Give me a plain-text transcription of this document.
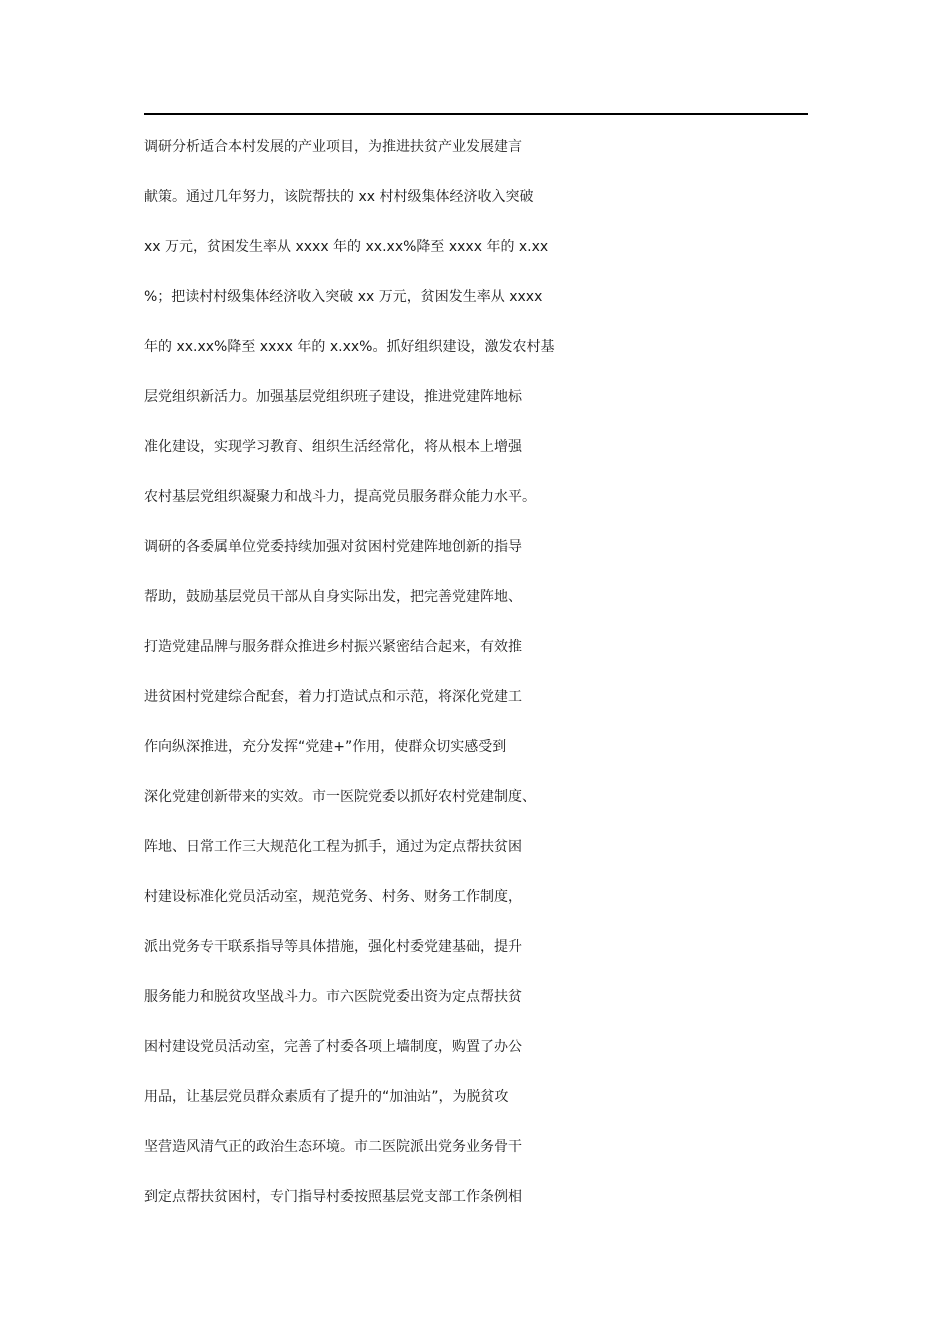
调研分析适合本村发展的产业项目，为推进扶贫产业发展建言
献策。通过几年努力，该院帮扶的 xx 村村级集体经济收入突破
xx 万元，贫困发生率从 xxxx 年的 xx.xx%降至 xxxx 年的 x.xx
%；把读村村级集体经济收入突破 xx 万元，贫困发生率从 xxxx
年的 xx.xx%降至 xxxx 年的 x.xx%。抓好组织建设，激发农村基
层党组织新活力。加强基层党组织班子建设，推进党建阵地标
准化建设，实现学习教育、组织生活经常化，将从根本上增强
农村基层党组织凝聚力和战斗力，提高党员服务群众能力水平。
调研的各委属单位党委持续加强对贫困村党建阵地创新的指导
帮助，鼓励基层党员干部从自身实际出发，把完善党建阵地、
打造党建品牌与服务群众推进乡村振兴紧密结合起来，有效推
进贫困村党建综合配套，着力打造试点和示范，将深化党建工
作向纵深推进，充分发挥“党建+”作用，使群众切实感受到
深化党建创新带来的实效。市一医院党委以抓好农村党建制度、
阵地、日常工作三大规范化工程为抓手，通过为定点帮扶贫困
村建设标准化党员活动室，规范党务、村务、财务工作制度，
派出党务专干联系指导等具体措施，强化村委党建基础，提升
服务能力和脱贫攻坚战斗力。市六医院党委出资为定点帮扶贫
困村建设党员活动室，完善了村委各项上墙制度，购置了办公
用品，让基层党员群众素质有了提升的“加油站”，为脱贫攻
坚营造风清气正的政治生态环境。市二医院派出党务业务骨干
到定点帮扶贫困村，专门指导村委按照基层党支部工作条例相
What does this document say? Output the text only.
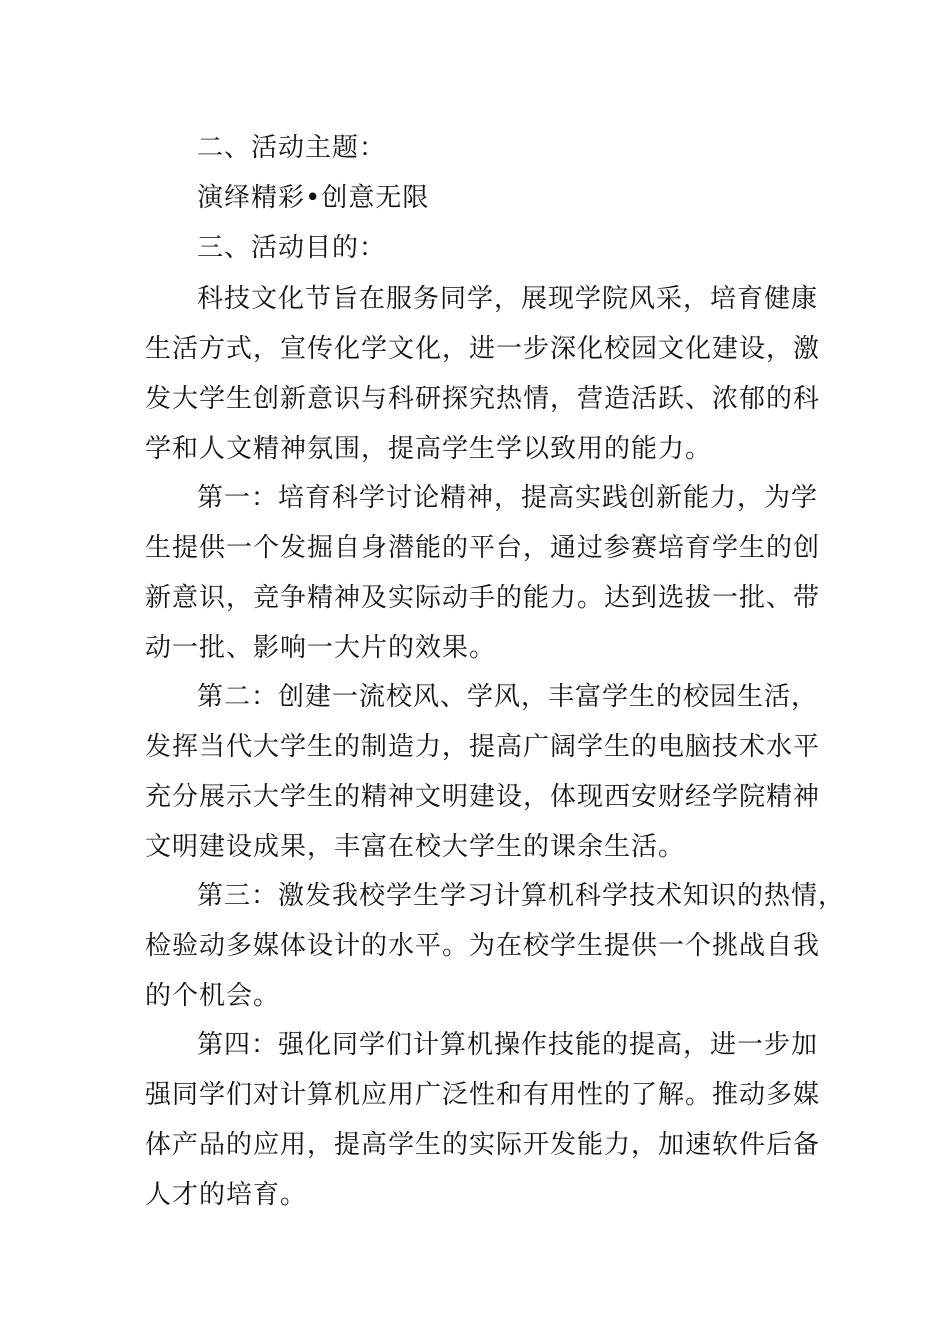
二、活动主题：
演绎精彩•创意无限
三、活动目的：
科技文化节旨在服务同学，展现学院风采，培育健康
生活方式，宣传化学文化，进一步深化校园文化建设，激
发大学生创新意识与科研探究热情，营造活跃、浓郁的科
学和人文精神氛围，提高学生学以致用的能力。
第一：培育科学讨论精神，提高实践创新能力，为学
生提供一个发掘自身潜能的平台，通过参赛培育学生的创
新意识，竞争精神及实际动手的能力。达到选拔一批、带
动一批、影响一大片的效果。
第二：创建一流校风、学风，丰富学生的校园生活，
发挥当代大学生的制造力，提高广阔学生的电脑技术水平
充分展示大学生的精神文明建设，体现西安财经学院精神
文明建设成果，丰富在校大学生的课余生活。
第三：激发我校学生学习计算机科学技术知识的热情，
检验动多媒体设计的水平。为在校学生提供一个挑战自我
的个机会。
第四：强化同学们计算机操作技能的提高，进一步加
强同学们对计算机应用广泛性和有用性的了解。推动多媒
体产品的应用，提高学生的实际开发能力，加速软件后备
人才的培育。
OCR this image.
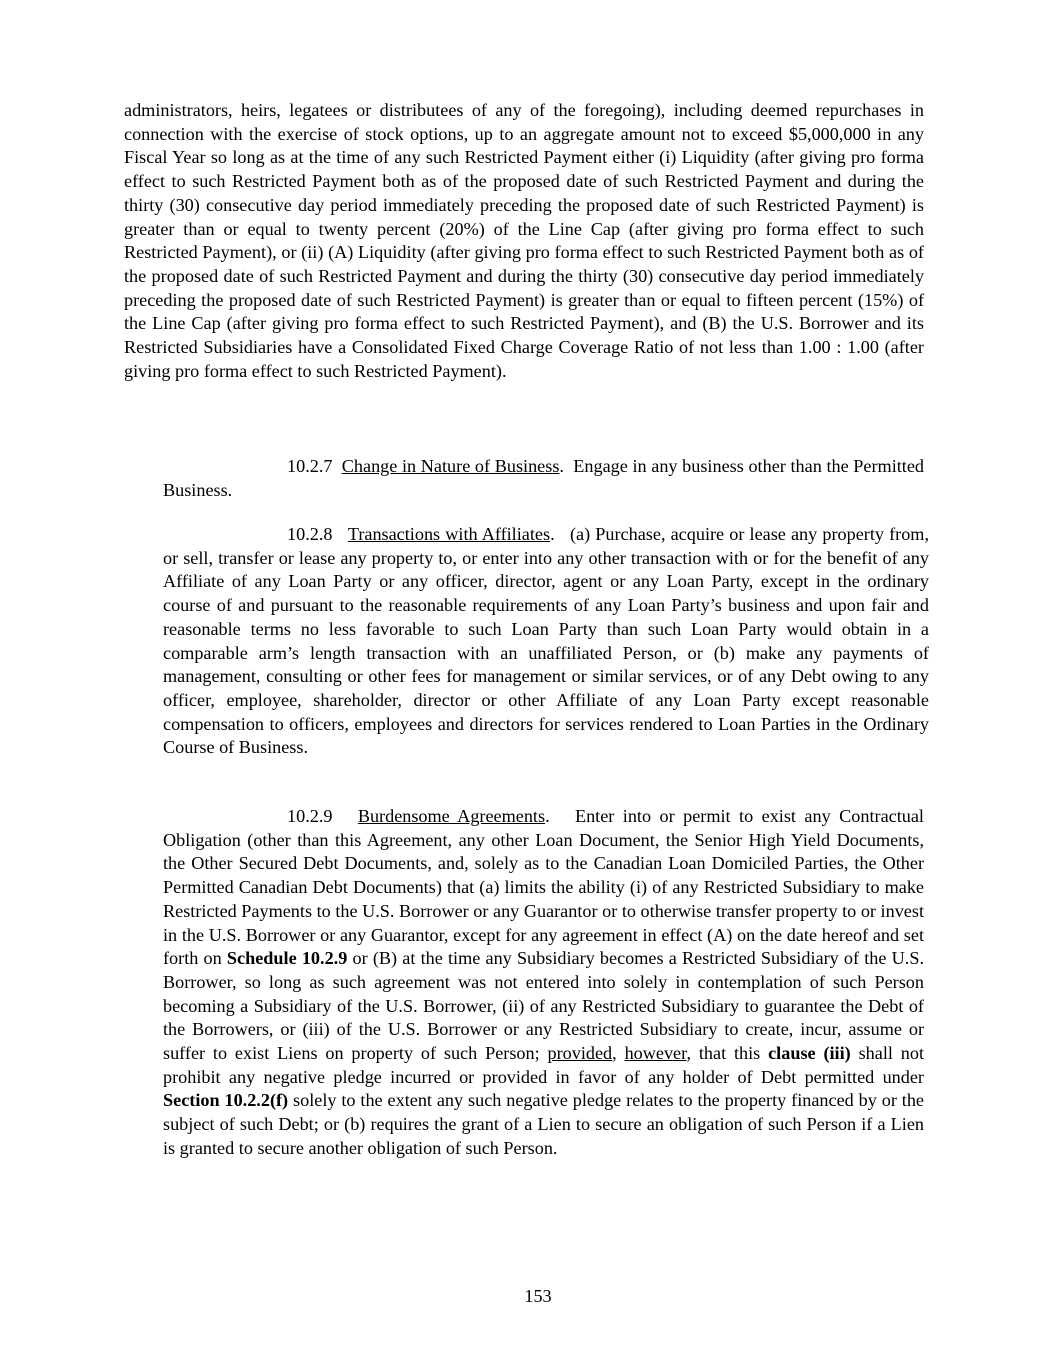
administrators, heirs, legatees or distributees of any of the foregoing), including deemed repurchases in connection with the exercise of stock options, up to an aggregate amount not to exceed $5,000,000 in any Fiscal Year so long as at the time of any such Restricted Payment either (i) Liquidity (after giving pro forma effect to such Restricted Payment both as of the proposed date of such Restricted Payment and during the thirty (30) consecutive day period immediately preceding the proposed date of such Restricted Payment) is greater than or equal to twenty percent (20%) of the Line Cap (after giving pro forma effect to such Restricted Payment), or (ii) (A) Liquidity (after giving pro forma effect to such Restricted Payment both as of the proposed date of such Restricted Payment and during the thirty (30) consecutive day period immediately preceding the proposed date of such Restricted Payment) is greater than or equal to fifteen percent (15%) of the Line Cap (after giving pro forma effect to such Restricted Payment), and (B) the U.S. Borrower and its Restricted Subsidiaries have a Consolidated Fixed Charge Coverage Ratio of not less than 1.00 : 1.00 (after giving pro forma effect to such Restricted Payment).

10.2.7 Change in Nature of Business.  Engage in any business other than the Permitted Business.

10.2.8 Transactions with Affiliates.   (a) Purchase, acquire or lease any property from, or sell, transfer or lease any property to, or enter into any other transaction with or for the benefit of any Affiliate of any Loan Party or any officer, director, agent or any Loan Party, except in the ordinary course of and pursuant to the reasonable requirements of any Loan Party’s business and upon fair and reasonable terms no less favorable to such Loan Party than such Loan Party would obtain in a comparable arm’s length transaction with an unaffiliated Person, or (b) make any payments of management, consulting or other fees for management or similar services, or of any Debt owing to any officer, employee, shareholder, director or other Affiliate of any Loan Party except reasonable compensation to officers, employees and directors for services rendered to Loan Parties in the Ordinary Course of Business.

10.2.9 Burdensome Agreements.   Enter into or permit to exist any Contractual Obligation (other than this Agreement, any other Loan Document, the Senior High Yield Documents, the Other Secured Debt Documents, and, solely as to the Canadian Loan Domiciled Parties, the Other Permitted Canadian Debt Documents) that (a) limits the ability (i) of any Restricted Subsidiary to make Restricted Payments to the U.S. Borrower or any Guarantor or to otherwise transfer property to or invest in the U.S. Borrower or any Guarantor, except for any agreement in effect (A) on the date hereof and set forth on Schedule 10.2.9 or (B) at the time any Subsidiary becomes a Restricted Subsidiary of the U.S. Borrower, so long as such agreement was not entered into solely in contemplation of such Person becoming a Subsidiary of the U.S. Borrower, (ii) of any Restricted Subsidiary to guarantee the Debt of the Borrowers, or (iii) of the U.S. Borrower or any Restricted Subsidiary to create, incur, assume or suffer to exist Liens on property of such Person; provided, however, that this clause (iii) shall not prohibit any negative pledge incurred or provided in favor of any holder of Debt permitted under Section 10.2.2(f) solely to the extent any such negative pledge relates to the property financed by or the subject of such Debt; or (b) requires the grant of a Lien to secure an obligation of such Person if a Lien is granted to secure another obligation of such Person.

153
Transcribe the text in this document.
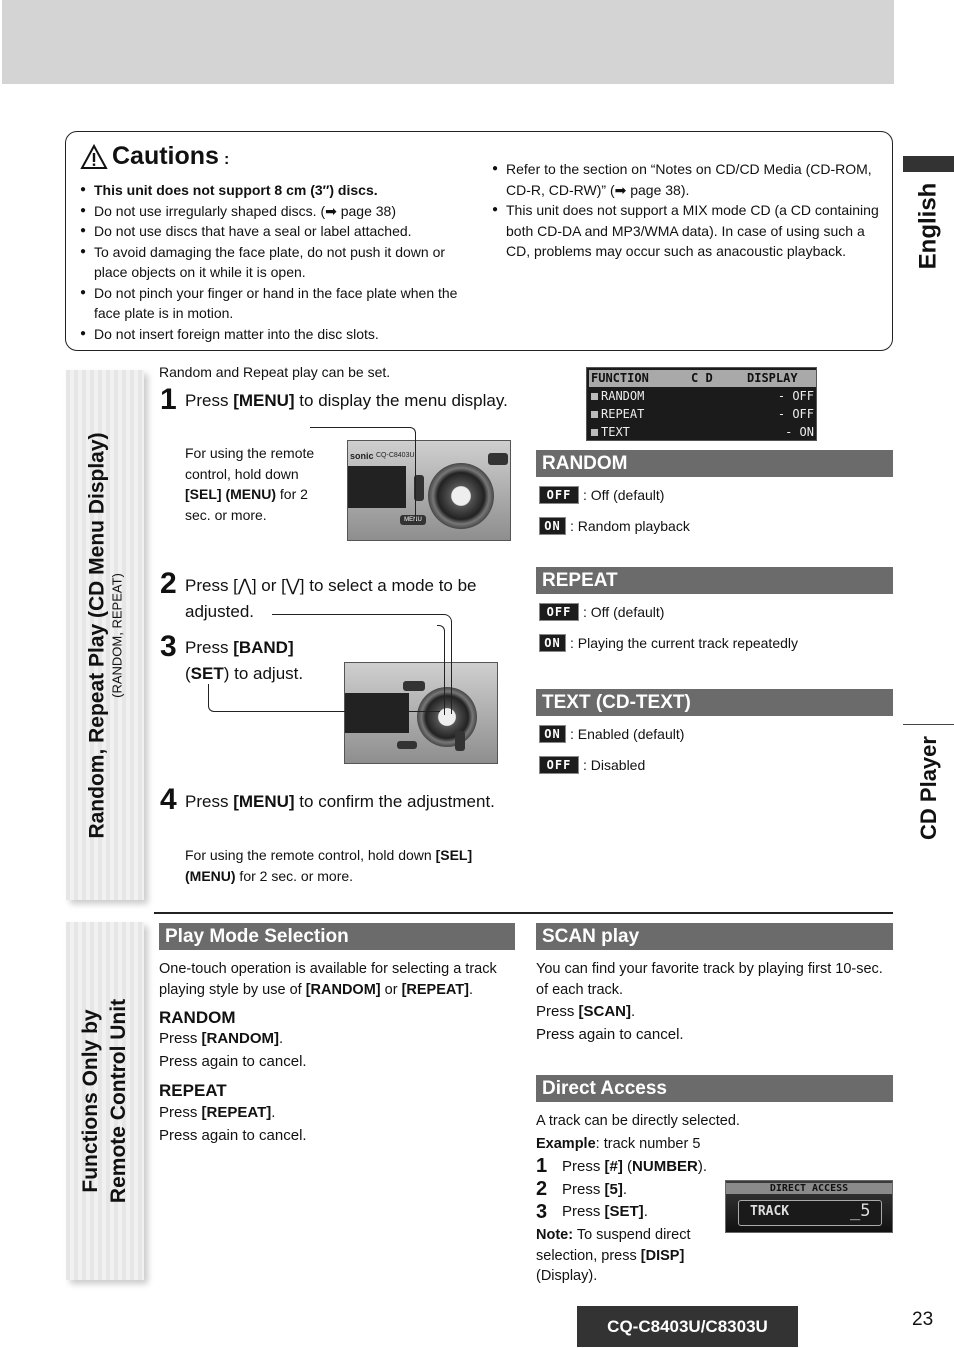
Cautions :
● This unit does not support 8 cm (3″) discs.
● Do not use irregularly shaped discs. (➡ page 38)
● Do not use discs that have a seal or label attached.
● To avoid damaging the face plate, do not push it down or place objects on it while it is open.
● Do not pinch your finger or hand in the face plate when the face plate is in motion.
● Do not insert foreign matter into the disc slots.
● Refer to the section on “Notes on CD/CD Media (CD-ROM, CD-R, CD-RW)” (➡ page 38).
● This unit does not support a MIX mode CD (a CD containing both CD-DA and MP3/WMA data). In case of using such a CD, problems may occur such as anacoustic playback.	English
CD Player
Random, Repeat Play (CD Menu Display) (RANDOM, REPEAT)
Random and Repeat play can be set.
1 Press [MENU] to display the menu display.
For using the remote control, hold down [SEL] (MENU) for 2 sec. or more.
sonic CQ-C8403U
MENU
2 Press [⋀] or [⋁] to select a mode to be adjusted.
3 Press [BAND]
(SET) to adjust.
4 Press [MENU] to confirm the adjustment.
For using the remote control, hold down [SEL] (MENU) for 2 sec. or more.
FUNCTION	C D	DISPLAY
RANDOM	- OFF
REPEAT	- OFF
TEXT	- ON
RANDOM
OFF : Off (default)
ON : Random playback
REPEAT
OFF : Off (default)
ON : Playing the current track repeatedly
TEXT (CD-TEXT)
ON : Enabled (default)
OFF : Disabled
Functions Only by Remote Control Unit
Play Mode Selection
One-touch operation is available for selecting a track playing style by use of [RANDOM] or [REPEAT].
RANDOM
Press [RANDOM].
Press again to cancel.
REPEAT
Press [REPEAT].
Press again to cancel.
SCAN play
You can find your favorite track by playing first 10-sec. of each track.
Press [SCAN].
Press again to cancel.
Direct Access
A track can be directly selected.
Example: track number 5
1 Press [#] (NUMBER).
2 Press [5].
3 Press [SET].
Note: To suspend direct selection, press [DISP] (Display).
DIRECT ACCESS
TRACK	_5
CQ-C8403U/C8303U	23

+++

Task: From the entries above, copy every line where the word "your" shows up.

Expected output:
● Do not pinch your finger or hand in the face plate when the face plate is in motion.
You can find your favorite track by playing first 10-sec. of each track.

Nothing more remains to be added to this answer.